Take each line containing the word "this" and copy it.
— Start of Records provided —
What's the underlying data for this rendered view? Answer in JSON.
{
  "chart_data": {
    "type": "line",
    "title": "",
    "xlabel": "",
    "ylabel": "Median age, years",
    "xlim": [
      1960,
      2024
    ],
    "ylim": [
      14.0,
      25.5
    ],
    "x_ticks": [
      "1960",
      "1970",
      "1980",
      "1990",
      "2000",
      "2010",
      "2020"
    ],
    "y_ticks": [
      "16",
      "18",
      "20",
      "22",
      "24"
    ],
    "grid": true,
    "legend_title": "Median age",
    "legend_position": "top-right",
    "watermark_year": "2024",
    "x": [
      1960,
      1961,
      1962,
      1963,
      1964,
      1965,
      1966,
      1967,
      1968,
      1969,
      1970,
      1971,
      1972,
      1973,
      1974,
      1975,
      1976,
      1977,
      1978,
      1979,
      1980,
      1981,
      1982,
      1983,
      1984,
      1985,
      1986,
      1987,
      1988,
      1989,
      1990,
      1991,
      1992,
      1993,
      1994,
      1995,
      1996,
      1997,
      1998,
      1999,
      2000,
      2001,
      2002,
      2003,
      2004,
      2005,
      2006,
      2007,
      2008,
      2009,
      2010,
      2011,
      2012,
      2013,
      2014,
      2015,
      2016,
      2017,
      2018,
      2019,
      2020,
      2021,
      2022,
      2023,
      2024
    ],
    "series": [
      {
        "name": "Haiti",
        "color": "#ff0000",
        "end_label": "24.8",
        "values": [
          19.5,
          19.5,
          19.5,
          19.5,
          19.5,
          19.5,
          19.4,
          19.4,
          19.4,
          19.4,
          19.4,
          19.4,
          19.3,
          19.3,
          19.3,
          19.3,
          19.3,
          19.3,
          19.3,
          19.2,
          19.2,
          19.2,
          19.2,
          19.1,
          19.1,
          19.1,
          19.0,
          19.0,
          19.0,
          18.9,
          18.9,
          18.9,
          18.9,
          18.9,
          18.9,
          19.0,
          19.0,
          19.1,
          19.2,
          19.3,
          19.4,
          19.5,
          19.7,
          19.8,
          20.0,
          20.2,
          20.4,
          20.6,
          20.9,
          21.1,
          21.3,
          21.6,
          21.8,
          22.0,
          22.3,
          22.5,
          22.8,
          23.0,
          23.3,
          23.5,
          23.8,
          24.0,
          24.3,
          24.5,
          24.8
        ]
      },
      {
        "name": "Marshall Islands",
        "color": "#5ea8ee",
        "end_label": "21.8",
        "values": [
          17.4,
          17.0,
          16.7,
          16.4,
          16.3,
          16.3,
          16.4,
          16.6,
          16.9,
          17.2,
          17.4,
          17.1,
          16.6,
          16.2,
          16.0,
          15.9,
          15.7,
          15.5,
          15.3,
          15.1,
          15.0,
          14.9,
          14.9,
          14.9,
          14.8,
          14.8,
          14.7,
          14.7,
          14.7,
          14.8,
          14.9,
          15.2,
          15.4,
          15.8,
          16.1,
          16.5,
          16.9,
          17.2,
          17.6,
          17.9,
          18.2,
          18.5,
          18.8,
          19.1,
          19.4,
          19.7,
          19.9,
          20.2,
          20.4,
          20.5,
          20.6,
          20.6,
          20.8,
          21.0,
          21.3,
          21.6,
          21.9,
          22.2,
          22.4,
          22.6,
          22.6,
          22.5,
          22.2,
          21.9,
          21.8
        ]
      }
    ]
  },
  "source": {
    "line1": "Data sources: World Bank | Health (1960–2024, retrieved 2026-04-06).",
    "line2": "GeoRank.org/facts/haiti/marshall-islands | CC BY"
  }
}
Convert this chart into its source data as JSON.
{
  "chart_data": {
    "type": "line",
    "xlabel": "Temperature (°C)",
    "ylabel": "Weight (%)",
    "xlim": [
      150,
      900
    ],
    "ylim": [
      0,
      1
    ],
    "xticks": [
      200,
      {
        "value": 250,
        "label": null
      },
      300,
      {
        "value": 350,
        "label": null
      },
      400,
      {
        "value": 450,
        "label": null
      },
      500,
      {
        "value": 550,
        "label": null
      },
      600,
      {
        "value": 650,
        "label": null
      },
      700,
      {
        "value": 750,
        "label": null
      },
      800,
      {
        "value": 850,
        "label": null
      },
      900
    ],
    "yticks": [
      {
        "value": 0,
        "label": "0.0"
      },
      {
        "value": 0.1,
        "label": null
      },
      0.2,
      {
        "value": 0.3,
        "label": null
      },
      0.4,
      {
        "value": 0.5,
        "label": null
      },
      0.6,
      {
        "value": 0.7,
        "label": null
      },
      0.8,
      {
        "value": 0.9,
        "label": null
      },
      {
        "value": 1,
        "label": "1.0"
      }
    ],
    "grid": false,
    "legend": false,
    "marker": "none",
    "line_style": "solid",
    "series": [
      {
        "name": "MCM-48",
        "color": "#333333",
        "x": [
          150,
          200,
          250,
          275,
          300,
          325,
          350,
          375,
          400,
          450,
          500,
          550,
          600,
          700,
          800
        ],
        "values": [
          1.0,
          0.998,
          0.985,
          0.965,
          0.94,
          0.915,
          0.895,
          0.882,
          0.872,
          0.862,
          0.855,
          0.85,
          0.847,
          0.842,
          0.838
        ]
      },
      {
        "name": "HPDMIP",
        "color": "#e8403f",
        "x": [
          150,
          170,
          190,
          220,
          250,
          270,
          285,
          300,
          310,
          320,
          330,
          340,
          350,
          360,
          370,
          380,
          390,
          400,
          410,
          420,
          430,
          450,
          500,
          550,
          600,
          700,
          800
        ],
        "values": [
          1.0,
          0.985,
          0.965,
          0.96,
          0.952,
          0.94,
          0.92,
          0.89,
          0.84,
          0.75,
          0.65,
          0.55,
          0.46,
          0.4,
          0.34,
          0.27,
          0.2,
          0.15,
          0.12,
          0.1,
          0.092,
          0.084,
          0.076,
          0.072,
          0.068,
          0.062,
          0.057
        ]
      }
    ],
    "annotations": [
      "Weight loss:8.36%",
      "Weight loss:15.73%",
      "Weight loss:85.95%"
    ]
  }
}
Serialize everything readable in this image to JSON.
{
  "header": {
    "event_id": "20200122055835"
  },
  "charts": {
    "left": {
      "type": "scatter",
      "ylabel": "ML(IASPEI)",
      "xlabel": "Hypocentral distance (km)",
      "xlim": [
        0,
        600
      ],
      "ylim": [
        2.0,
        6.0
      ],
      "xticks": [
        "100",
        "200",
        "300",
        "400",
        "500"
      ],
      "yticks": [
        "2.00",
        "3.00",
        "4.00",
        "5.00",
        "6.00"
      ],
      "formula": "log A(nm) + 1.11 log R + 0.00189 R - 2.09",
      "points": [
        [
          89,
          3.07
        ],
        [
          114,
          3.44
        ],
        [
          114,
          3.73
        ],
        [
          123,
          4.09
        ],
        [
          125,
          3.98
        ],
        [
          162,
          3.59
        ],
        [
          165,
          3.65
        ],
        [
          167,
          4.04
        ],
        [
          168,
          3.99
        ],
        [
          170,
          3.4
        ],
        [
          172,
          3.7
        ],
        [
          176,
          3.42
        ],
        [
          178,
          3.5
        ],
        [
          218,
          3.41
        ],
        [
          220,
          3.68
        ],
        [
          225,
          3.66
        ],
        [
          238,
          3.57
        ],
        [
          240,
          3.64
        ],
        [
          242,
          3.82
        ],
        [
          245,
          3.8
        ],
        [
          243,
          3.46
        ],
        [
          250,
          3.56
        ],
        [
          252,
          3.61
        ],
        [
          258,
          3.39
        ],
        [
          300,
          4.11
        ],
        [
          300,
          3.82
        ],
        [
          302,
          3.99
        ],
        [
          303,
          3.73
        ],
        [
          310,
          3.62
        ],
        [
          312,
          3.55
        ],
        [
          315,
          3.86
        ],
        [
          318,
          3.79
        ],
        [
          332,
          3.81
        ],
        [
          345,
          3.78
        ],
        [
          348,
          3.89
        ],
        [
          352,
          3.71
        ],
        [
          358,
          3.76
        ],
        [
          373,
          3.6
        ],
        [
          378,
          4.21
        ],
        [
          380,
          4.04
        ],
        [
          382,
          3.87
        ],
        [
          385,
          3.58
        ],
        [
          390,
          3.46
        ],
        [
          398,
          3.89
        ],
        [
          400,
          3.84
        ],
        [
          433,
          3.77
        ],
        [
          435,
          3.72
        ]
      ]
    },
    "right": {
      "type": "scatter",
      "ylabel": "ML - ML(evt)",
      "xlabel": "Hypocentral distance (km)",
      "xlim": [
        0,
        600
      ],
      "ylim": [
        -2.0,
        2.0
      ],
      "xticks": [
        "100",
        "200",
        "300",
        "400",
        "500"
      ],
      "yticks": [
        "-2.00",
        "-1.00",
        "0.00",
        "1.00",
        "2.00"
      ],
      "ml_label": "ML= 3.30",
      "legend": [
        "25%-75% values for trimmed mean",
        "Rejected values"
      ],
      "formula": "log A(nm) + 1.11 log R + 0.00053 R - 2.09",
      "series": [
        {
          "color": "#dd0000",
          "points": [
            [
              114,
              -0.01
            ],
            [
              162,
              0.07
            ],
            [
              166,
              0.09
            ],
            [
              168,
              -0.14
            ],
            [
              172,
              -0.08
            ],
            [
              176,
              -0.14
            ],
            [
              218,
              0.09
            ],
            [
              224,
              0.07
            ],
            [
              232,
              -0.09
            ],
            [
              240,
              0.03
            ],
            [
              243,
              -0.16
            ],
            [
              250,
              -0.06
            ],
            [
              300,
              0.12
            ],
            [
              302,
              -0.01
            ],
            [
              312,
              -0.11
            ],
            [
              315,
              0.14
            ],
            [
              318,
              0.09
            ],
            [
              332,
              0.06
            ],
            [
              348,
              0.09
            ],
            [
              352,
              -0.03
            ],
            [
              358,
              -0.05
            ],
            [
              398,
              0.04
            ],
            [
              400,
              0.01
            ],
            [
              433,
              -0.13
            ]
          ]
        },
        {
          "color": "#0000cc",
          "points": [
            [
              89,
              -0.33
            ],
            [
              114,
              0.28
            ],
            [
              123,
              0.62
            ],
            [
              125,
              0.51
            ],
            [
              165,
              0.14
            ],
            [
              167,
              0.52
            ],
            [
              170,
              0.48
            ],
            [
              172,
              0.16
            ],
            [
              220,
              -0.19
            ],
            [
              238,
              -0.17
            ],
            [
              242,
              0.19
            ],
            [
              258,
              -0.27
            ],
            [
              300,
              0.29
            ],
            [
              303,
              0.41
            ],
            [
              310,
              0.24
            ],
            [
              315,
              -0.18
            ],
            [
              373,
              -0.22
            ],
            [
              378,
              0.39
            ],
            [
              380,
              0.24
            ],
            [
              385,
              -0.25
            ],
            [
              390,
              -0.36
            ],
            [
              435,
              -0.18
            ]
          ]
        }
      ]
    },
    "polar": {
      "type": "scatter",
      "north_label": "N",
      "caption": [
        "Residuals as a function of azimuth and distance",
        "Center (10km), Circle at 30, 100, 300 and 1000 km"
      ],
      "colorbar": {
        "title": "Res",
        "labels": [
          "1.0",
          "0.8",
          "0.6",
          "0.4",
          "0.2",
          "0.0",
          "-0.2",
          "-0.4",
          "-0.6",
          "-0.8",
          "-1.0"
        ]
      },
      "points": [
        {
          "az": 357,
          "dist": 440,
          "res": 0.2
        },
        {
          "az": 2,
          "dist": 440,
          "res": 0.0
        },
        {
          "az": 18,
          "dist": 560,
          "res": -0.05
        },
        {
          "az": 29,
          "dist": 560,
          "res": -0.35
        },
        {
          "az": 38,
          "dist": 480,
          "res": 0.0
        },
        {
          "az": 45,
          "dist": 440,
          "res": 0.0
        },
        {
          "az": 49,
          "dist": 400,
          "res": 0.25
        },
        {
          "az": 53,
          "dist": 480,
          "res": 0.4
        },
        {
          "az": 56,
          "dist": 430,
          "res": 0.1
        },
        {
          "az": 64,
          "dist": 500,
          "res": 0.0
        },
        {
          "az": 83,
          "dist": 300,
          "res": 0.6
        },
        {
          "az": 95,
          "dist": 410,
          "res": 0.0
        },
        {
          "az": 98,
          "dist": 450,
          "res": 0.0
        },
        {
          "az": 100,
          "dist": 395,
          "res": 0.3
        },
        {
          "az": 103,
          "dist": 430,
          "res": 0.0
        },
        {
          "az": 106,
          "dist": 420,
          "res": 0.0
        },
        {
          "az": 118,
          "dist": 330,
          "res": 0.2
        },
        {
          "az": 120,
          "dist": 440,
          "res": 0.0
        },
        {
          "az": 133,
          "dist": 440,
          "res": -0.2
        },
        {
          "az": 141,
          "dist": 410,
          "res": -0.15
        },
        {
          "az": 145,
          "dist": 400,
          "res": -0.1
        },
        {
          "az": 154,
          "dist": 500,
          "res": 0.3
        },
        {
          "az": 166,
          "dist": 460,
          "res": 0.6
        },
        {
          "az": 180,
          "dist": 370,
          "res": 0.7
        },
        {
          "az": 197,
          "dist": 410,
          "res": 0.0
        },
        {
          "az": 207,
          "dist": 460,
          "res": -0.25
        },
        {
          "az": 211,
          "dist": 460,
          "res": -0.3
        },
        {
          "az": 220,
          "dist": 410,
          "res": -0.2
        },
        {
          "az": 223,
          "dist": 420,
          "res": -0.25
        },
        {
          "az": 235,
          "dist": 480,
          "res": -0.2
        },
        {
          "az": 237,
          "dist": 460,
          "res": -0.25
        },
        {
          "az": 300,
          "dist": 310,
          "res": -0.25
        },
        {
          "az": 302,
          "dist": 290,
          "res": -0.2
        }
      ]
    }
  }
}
— End of Records provided —
### [Finished exercise]
What's the underlying data for this rendered view? Answer in JSON.
Convert this chart into its source data as JSON.
Serialize everything readable in this image to JSON.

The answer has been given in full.